_Entries provided_:
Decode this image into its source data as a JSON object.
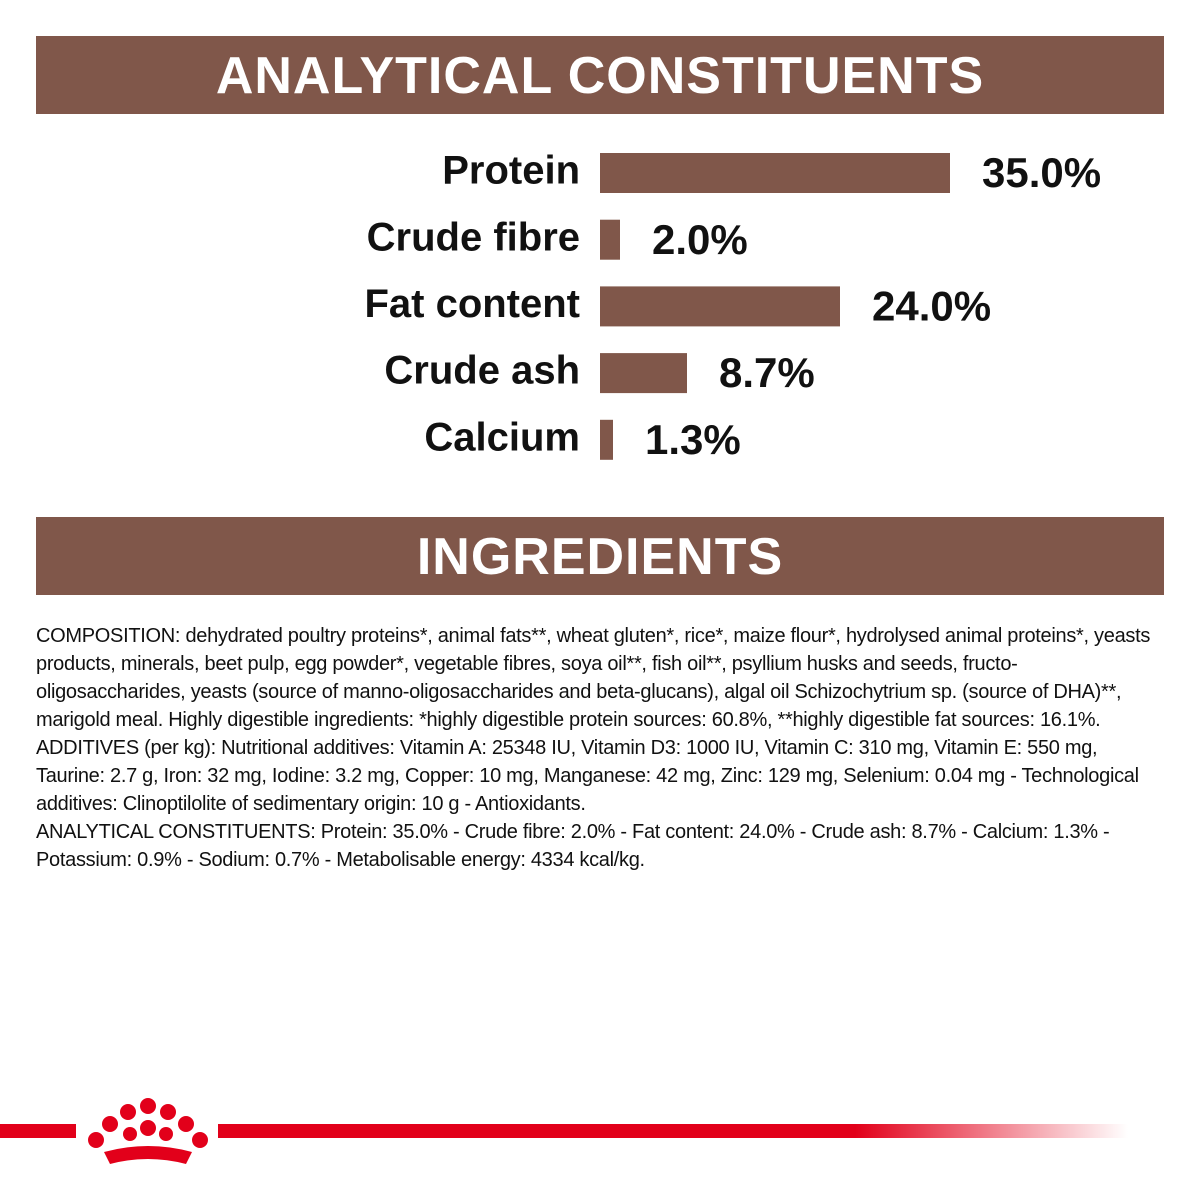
{
  "chart_data": {
    "type": "bar",
    "orientation": "horizontal",
    "title": "ANALYTICAL CONSTITUENTS",
    "categories": [
      "Protein",
      "Crude fibre",
      "Fat content",
      "Crude ash",
      "Calcium"
    ],
    "values": [
      35.0,
      2.0,
      24.0,
      8.7,
      1.3
    ],
    "value_labels": [
      "35.0%",
      "2.0%",
      "24.0%",
      "8.7%",
      "1.3%"
    ],
    "color": "#80574a"
  },
  "ingredients": {
    "title": "INGREDIENTS",
    "paragraphs": [
      "COMPOSITION: dehydrated poultry proteins*, animal fats**, wheat gluten*, rice*, maize flour*, hydrolysed animal proteins*, yeasts products, minerals, beet pulp, egg powder*, vegetable fibres, soya oil**, fish oil**, psyllium husks and seeds, fructo-oligosaccharides, yeasts (source of manno-oligosaccharides and beta-glucans), algal oil Schizochytrium sp. (source of DHA)**, marigold meal. Highly digestible ingredients: *highly digestible protein sources: 60.8%, **highly digestible fat sources: 16.1%.",
      "ADDITIVES (per kg): Nutritional additives: Vitamin A: 25348 IU, Vitamin D3: 1000 IU, Vitamin C: 310 mg, Vitamin E: 550 mg, Taurine: 2.7 g, Iron: 32 mg, Iodine: 3.2 mg, Copper: 10 mg, Manganese: 42 mg, Zinc: 129 mg, Selenium: 0.04 mg - Technological additives: Clinoptilolite of sedimentary origin: 10 g - Antioxidants.",
      "ANALYTICAL CONSTITUENTS: Protein: 35.0% - Crude fibre: 2.0% - Fat content: 24.0% - Crude ash: 8.7% - Calcium: 1.3% - Potassium: 0.9% - Sodium: 0.7% - Metabolisable energy: 4334 kcal/kg."
    ]
  }
}
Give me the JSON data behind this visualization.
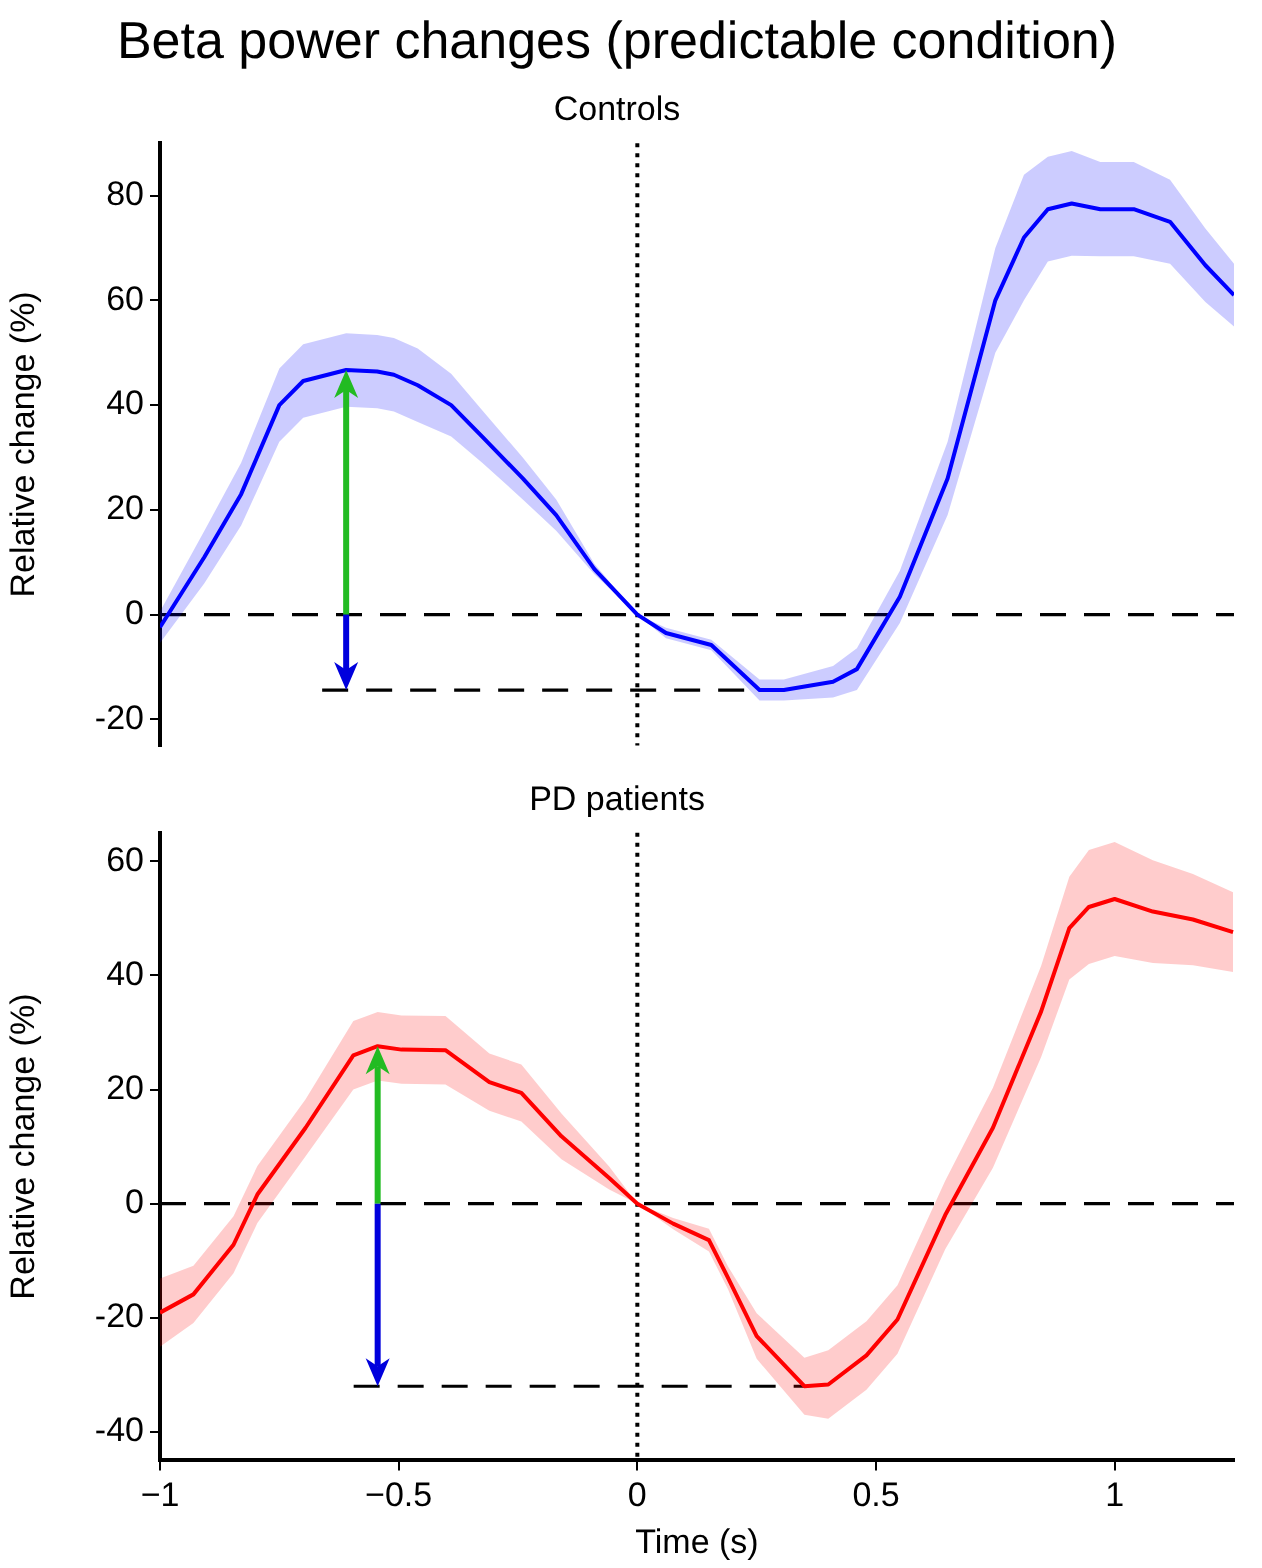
{
  "chart_data": [
    {
      "type": "line",
      "title": "Beta power changes (predictable condition)",
      "subtitle": "Controls",
      "ylabel": "Relative change (%)",
      "x": [
        -1,
        -0.907,
        -0.83,
        -0.75,
        -0.7,
        -0.61,
        -0.545,
        -0.51,
        -0.46,
        -0.39,
        -0.325,
        -0.24,
        -0.17,
        -0.09,
        0,
        0.06,
        0.155,
        0.256,
        0.307,
        0.41,
        0.46,
        0.55,
        0.65,
        0.75,
        0.81,
        0.86,
        0.91,
        0.97,
        1.04,
        1.116,
        1.19,
        1.25
      ],
      "series": [
        {
          "color": "#0000ff",
          "values": [
            -2.4,
            11,
            23,
            40,
            44.6,
            46.7,
            46.4,
            45.8,
            43.8,
            40,
            34,
            26,
            19,
            8.7,
            0,
            -3.5,
            -5.8,
            -14.4,
            -14.4,
            -12.8,
            -10.4,
            3.4,
            26,
            60,
            72,
            77.4,
            78.5,
            77.4,
            77.4,
            75,
            66.7,
            61
          ],
          "lower": [
            -5.4,
            6,
            17,
            33,
            37.6,
            39.7,
            39.4,
            38.8,
            36.8,
            34,
            29,
            22,
            16,
            7.7,
            0,
            -4.5,
            -6.8,
            -16.4,
            -16.4,
            -15.8,
            -14.4,
            -1.6,
            19,
            50,
            60,
            67.4,
            68.5,
            68.4,
            68.4,
            67,
            59.7,
            55
          ],
          "upper": [
            0.6,
            16,
            29,
            47,
            51.6,
            53.7,
            53.4,
            52.8,
            50.8,
            46,
            39,
            30,
            22,
            9.7,
            0,
            -2.5,
            -4.8,
            -12.4,
            -12.4,
            -9.8,
            -6.4,
            8.4,
            33,
            70,
            84,
            87.4,
            88.5,
            86.4,
            86.4,
            83,
            73.7,
            67
          ]
        }
      ],
      "xlim": [
        -1,
        1.25
      ],
      "xticks": [
        -1,
        -0.5,
        0,
        0.5,
        1
      ],
      "ylim": [
        -25,
        90
      ],
      "yticks": [
        -20,
        0,
        20,
        40,
        60,
        80
      ],
      "tick_labels": "y",
      "ref_lines": [
        {
          "axis": "y",
          "value": 0,
          "color": "#000000",
          "line_style": "dashed"
        },
        {
          "axis": "y",
          "value": -14.4,
          "color": "#000000",
          "line_style": "dashed"
        },
        {
          "axis": "x",
          "value": 0,
          "color": "#000000",
          "line_style": "dotted"
        }
      ],
      "grid": false,
      "legend": false
    },
    {
      "type": "line",
      "subtitle": "PD patients",
      "xlabel": "Time (s)",
      "ylabel": "Relative change (%)",
      "x": [
        -1,
        -0.93,
        -0.846,
        -0.796,
        -0.695,
        -0.595,
        -0.544,
        -0.494,
        -0.402,
        -0.31,
        -0.243,
        -0.159,
        -0.059,
        0,
        0.075,
        0.15,
        0.19,
        0.25,
        0.35,
        0.4,
        0.48,
        0.545,
        0.645,
        0.745,
        0.846,
        0.905,
        0.946,
        1,
        1.08,
        1.164,
        1.248
      ],
      "series": [
        {
          "color": "#ff0000",
          "values": [
            -19.1,
            -15.9,
            -7.2,
            1.6,
            13.3,
            26,
            27.6,
            27,
            26.9,
            21.3,
            19.4,
            11.8,
            4.5,
            0,
            -3.5,
            -6.4,
            -13,
            -23.2,
            -32,
            -31.7,
            -26.6,
            -20.3,
            -2,
            13.3,
            33.7,
            48.3,
            52,
            53.4,
            51.2,
            49.8,
            47.6
          ],
          "lower": [
            -25.1,
            -20.9,
            -12.2,
            -3.4,
            8.3,
            20,
            21.6,
            21,
            20.9,
            16.3,
            14.4,
            7.8,
            2.5,
            0,
            -4.5,
            -8.4,
            -15,
            -27.2,
            -37,
            -37.7,
            -32.6,
            -26.3,
            -8,
            6.3,
            25.7,
            39.3,
            42,
            43.4,
            42.2,
            41.8,
            40.6
          ],
          "upper": [
            -13.1,
            -10.9,
            -2.2,
            6.6,
            18.3,
            32,
            33.6,
            33,
            32.9,
            26.3,
            24.4,
            15.8,
            6.5,
            0,
            -2.5,
            -4.4,
            -11,
            -19.2,
            -27,
            -25.7,
            -20.6,
            -14.3,
            4,
            20.3,
            41.7,
            57.3,
            62,
            63.4,
            60.2,
            57.8,
            54.6
          ]
        }
      ],
      "xlim": [
        -1,
        1.25
      ],
      "xticks": [
        -1,
        -0.5,
        0,
        0.5,
        1
      ],
      "ylim": [
        -45,
        65
      ],
      "yticks": [
        -40,
        -20,
        0,
        20,
        40,
        60
      ],
      "ref_lines": [
        {
          "axis": "y",
          "value": 0,
          "color": "#000000",
          "line_style": "dashed"
        },
        {
          "axis": "y",
          "value": -32,
          "color": "#000000",
          "line_style": "dashed"
        },
        {
          "axis": "x",
          "value": 0,
          "color": "#000000",
          "line_style": "dotted"
        }
      ],
      "grid": false,
      "legend": false
    }
  ]
}
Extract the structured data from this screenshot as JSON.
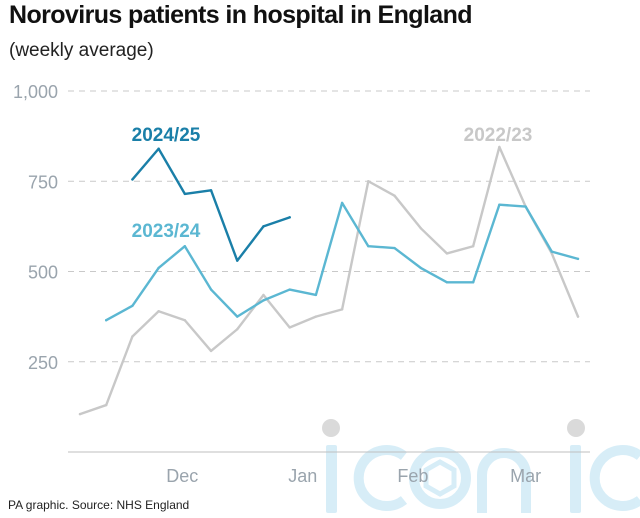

_Assigned task_: Copy whichever lines of the records above contain the word "CONSTITUENTS".

_Result for this exercise_:
    "title": "ANALYTICAL CONSTITUENTS",
      "ANALYTICAL CONSTITUENTS: Protein: 35.0% - Crude fibre: 2.0% - Fat content: 24.0% - Crude ash: 8.7% - Calcium: 1.3% - Potassium: 0.9% - Sodium: 0.7% - Metabolisable energy: 4334 kcal/kg."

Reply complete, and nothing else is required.